* Start *

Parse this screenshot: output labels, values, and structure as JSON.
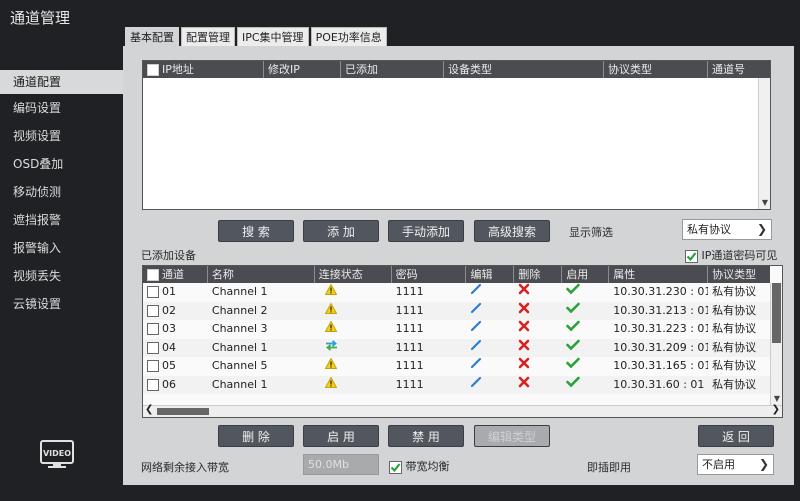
{
  "window": {
    "title": "通道管理"
  },
  "tabs": [
    "基本配置",
    "配置管理",
    "IPC集中管理",
    "POE功率信息"
  ],
  "sidebar": {
    "items": [
      "通道配置",
      "编码设置",
      "视频设置",
      "OSD叠加",
      "移动侦测",
      "遮挡报警",
      "报警输入",
      "视频丢失",
      "云镜设置"
    ]
  },
  "search_table": {
    "columns": [
      "IP地址",
      "修改IP",
      "已添加",
      "设备类型",
      "协议类型",
      "通道号"
    ]
  },
  "search_buttons": {
    "search": "搜 索",
    "add": "添 加",
    "manual_add": "手动添加",
    "advanced_search": "高级搜索"
  },
  "filter": {
    "label": "显示筛选",
    "value": "私有协议"
  },
  "added_devices": {
    "label": "已添加设备",
    "ip_password_visible_label": "IP通道密码可见",
    "columns": [
      "通道",
      "名称",
      "连接状态",
      "密码",
      "编辑",
      "删除",
      "启用",
      "属性",
      "协议类型"
    ],
    "rows": [
      {
        "channel": "01",
        "name": "Channel 1",
        "status": "warning-icon",
        "password": "1111",
        "address": "10.30.31.230 : 01",
        "protocol": "私有协议"
      },
      {
        "channel": "02",
        "name": "Channel 2",
        "status": "warning-icon",
        "password": "1111",
        "address": "10.30.31.213 : 01",
        "protocol": "私有协议"
      },
      {
        "channel": "03",
        "name": "Channel 3",
        "status": "warning-icon",
        "password": "1111",
        "address": "10.30.31.223 : 01",
        "protocol": "私有协议"
      },
      {
        "channel": "04",
        "name": "Channel 1",
        "status": "connected-icon",
        "password": "1111",
        "address": "10.30.31.209 : 01",
        "protocol": "私有协议"
      },
      {
        "channel": "05",
        "name": "Channel 5",
        "status": "warning-icon",
        "password": "1111",
        "address": "10.30.31.165 : 01",
        "protocol": "私有协议"
      },
      {
        "channel": "06",
        "name": "Channel 1",
        "status": "warning-icon",
        "password": "1111",
        "address": "10.30.31.60 : 01",
        "protocol": "私有协议"
      }
    ]
  },
  "bottom_buttons": {
    "delete": "删 除",
    "enable": "启 用",
    "disable": "禁 用",
    "edit_type": "编辑类型",
    "back": "返 回"
  },
  "bandwidth": {
    "label": "网络剩余接入带宽",
    "value": "50.0Mb",
    "balance_label": "带宽均衡"
  },
  "plug_and_play": {
    "label": "即插即用",
    "value": "不启用"
  }
}
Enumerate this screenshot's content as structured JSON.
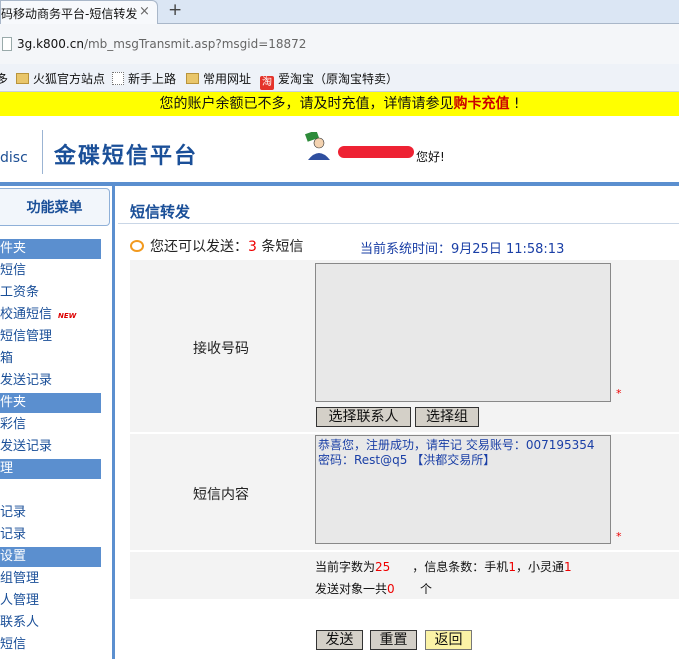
{
  "browser": {
    "tab_title": "码移动商务平台-短信转发",
    "tab_close": "×",
    "new_tab": "+",
    "url_host": "3g.k800.cn",
    "url_path": "/mb_msgTransmit.asp?msgid=18872",
    "bookmarks": [
      "多",
      "火狐官方站点",
      "新手上路",
      "常用网址",
      "爱淘宝（原淘宝特卖）"
    ],
    "taobao_glyph": "淘"
  },
  "notice": {
    "text": "您的账户余额已不多，请及时充值，详情请参见",
    "link": "购卡充值",
    "suffix": " !"
  },
  "header": {
    "logo_fragment": "disc",
    "site_title": "金碟短信平台",
    "greeting": "您好!"
  },
  "sidebar": {
    "title": "功能菜单",
    "rows": [
      {
        "label": "件夹",
        "type": "section"
      },
      {
        "label": "短信",
        "type": "item"
      },
      {
        "label": "工资条",
        "type": "item"
      },
      {
        "label": "校通短信",
        "type": "item",
        "badge": "NEW"
      },
      {
        "label": "短信管理",
        "type": "item"
      },
      {
        "label": "箱",
        "type": "item"
      },
      {
        "label": "发送记录",
        "type": "item"
      },
      {
        "label": "件夹",
        "type": "section"
      },
      {
        "label": "彩信",
        "type": "item"
      },
      {
        "label": "发送记录",
        "type": "item"
      },
      {
        "label": "理",
        "type": "section"
      },
      {
        "label": "",
        "type": "item"
      },
      {
        "label": "记录",
        "type": "item"
      },
      {
        "label": "记录",
        "type": "item"
      },
      {
        "label": "设置",
        "type": "section"
      },
      {
        "label": "组管理",
        "type": "item"
      },
      {
        "label": "人管理",
        "type": "item"
      },
      {
        "label": "联系人",
        "type": "item"
      },
      {
        "label": "短信",
        "type": "item"
      }
    ]
  },
  "main": {
    "title": "短信转发",
    "remaining_prefix": "您还可以发送：",
    "remaining_count": "3",
    "remaining_suffix": " 条短信",
    "system_time_label": "当前系统时间：",
    "system_time": "9月25日 11:58:13",
    "receiver_label": "接收号码",
    "receiver_value": "",
    "required_mark": "*",
    "choose_contact_button": "选择联系人",
    "choose_group_button": "选择组",
    "content_label": "短信内容",
    "content_value": "恭喜您，注册成功，请牢记 交易账号：007195354\n密码：Rest@q5 【洪都交易所】",
    "char_count_label": "当前字数为",
    "char_count": "25",
    "msg_count_label": "，信息条数：手机",
    "msg_count_mobile": "1",
    "msg_count_xlt_label": "，小灵通",
    "msg_count_xlt": "1",
    "target_label": "发送对象一共",
    "target_count": "0",
    "target_unit": "个",
    "send_button": "发送",
    "reset_button": "重置",
    "back_button": "返回"
  },
  "colors": {
    "accent": "#5b8fcf",
    "title_blue": "#1a4f98",
    "notice_bg": "#ffff00",
    "warning_red": "#ee0000"
  }
}
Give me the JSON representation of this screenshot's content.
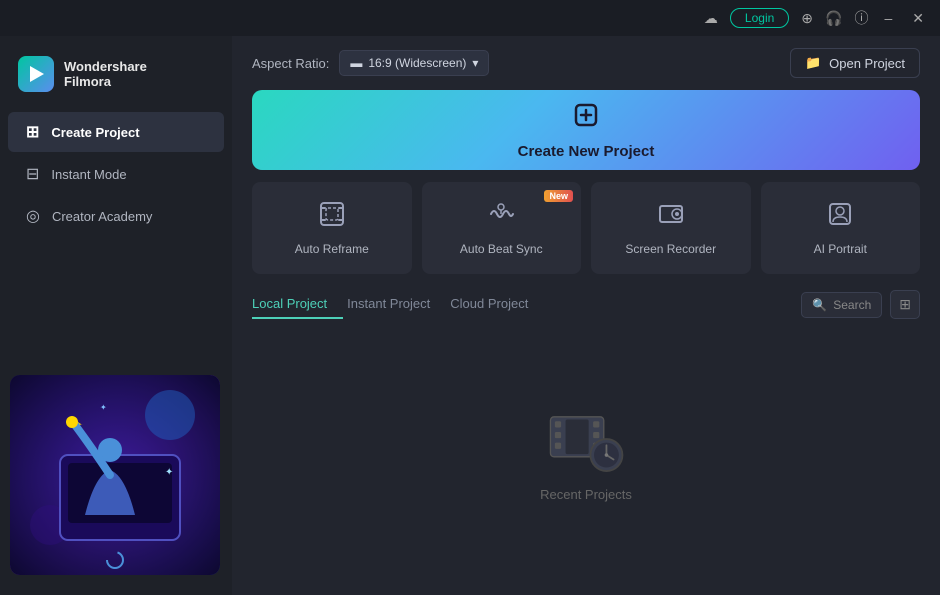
{
  "titlebar": {
    "login_label": "Login",
    "minimize_label": "–",
    "close_label": "✕"
  },
  "sidebar": {
    "logo_text1": "Wondershare",
    "logo_text2": "Filmora",
    "items": [
      {
        "id": "create-project",
        "label": "Create Project",
        "active": true
      },
      {
        "id": "instant-mode",
        "label": "Instant Mode",
        "active": false
      },
      {
        "id": "creator-academy",
        "label": "Creator Academy",
        "active": false
      }
    ]
  },
  "header": {
    "aspect_ratio_label": "Aspect Ratio:",
    "aspect_ratio_value": "16:9 (Widescreen)",
    "open_project_label": "Open Project"
  },
  "create_banner": {
    "label": "Create New Project"
  },
  "feature_cards": [
    {
      "id": "auto-reframe",
      "label": "Auto Reframe",
      "has_new": false
    },
    {
      "id": "auto-beat-sync",
      "label": "Auto Beat Sync",
      "has_new": true
    },
    {
      "id": "screen-recorder",
      "label": "Screen Recorder",
      "has_new": false
    },
    {
      "id": "ai-portrait",
      "label": "AI Portrait",
      "has_new": false
    }
  ],
  "badges": {
    "new": "New"
  },
  "project_tabs": {
    "tabs": [
      {
        "id": "local",
        "label": "Local Project",
        "active": true
      },
      {
        "id": "instant",
        "label": "Instant Project",
        "active": false
      },
      {
        "id": "cloud",
        "label": "Cloud Project",
        "active": false
      }
    ],
    "search_placeholder": "Search"
  },
  "empty_state": {
    "label": "Recent Projects"
  }
}
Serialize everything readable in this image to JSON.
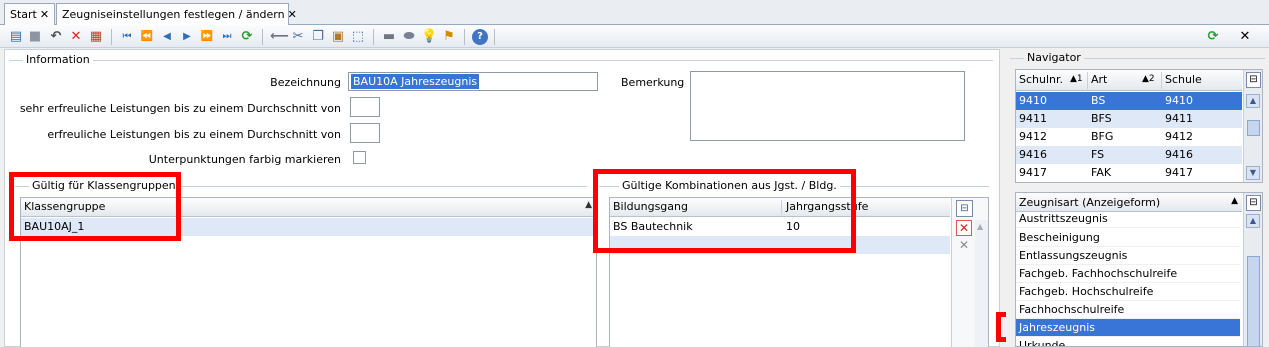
{
  "tabs": [
    {
      "label": "Start",
      "close": "✕"
    },
    {
      "label": "Zeugniseinstellungen festlegen / ändern",
      "close": "✕"
    }
  ],
  "toolbar": {
    "close_label": "✕"
  },
  "information": {
    "title": "Information",
    "bezeichnung_label": "Bezeichnung",
    "bezeichnung_value": "BAU10A Jahreszeugnis",
    "sehr_label": "sehr erfreuliche Leistungen bis zu einem Durchschnitt von",
    "erfr_label": "erfreuliche Leistungen bis zu einem Durchschnitt von",
    "unter_label": "Unterpunktungen farbig markieren",
    "bemerkung_label": "Bemerkung"
  },
  "klassengruppen": {
    "title": "Gültig für Klassengruppen",
    "header": "Klassengruppe",
    "rows": [
      "BAU10AJ_1"
    ]
  },
  "kombinationen": {
    "title": "Gültige Kombinationen aus Jgst. / Bldg.",
    "headers": [
      "Bildungsgang",
      "Jahrgangsstufe"
    ],
    "rows": [
      {
        "bildungsgang": "BS Bautechnik",
        "jahrgangsstufe": "10"
      }
    ]
  },
  "navigator": {
    "title": "Navigator",
    "headers": [
      "Schulnr.",
      "Art",
      "Schule"
    ],
    "sort_marks": [
      "▲1",
      "▲2"
    ],
    "rows": [
      [
        "9410",
        "BS",
        "9410"
      ],
      [
        "9411",
        "BFS",
        "9411"
      ],
      [
        "9412",
        "BFG",
        "9412"
      ],
      [
        "9416",
        "FS",
        "9416"
      ],
      [
        "9417",
        "FAK",
        "9417"
      ]
    ],
    "selected_index": 0
  },
  "zeugnisart": {
    "header": "Zeugnisart (Anzeigeform)",
    "items": [
      "Austrittszeugnis",
      "Bescheinigung",
      "Entlassungszeugnis",
      "Fachgeb. Fachhochschulreife",
      "Fachgeb. Hochschulreife",
      "Fachhochschulreife",
      "Jahreszeugnis",
      "Urkunde"
    ],
    "selected_index": 6
  },
  "colors": {
    "selection": "#3875d7",
    "highlight": "#ff0000",
    "row_alt": "#dfe8f6"
  },
  "icons": [
    "new-icon",
    "save-icon",
    "undo-icon",
    "delete-icon",
    "print-preview-icon",
    "first-icon",
    "prev-page-icon",
    "prev-icon",
    "next-icon",
    "next-page-icon",
    "last-icon",
    "refresh-icon",
    "back-icon",
    "cut-icon",
    "copy-icon",
    "paste-icon",
    "select-all-icon",
    "printer-icon",
    "disk-icon",
    "bulb-icon",
    "broom-icon",
    "help-icon"
  ]
}
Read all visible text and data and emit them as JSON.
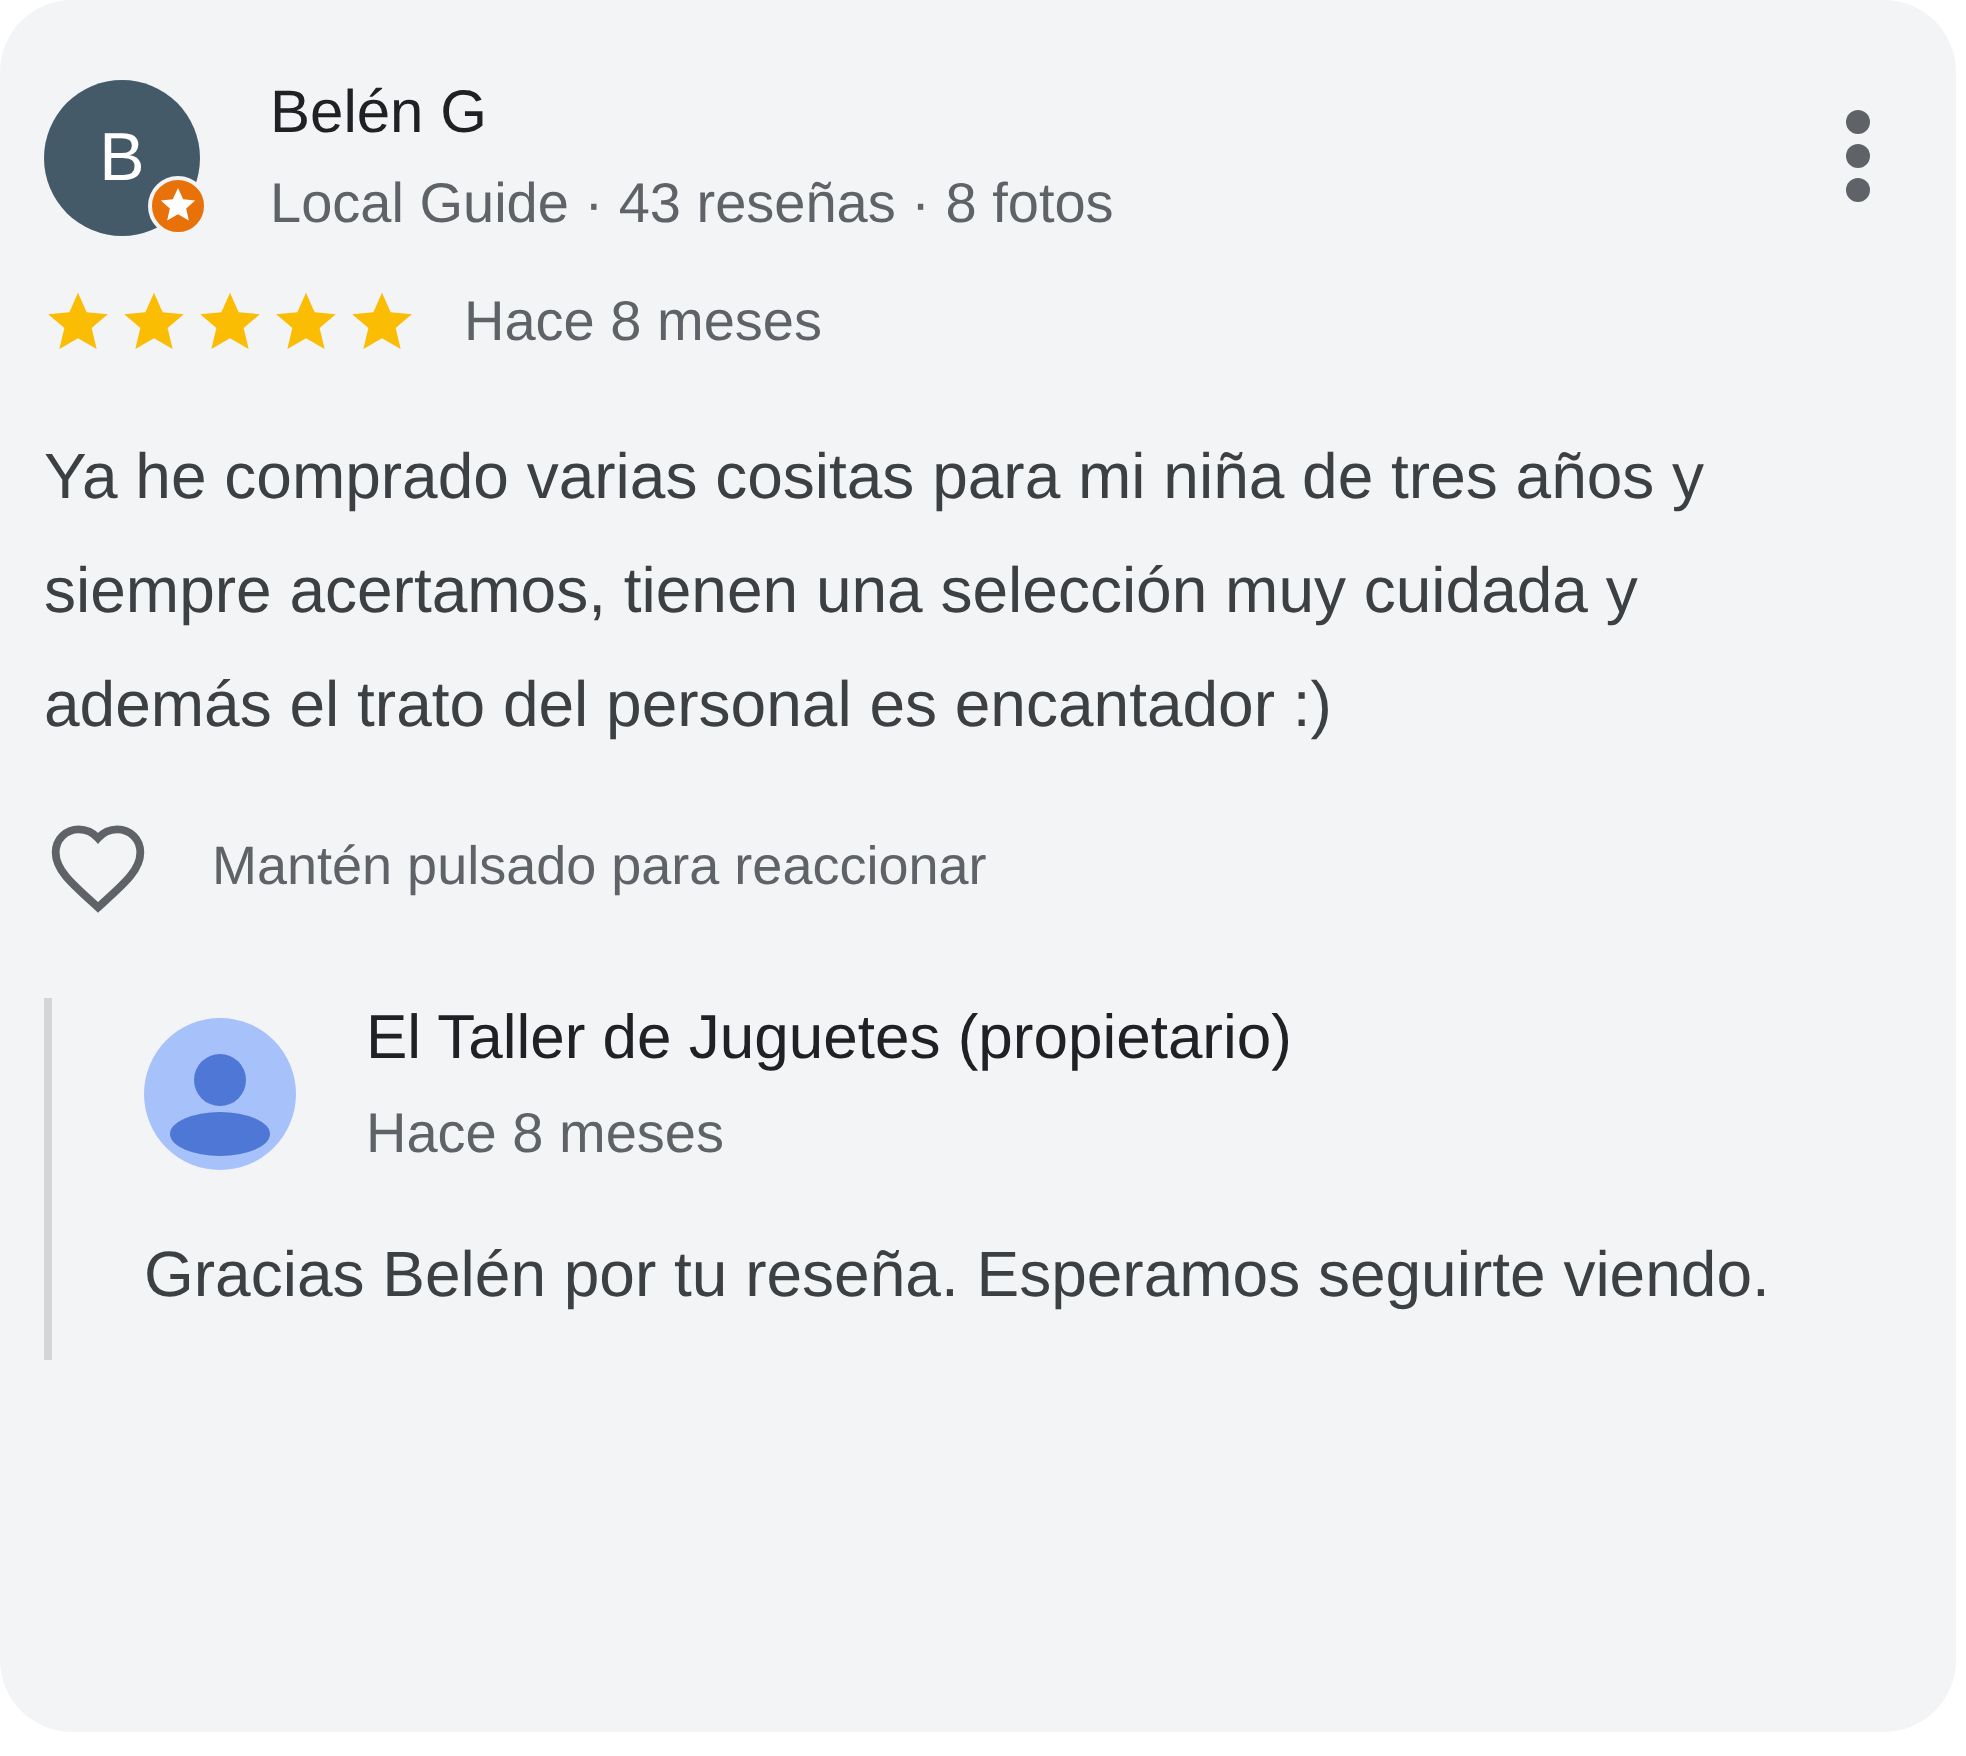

* End *

▶ [WHAT IS ASKED]:
Give the number of lines above in which the word "screenshot" occurs, with nothing else.

▶ [CORRECT OUTPUT]:
3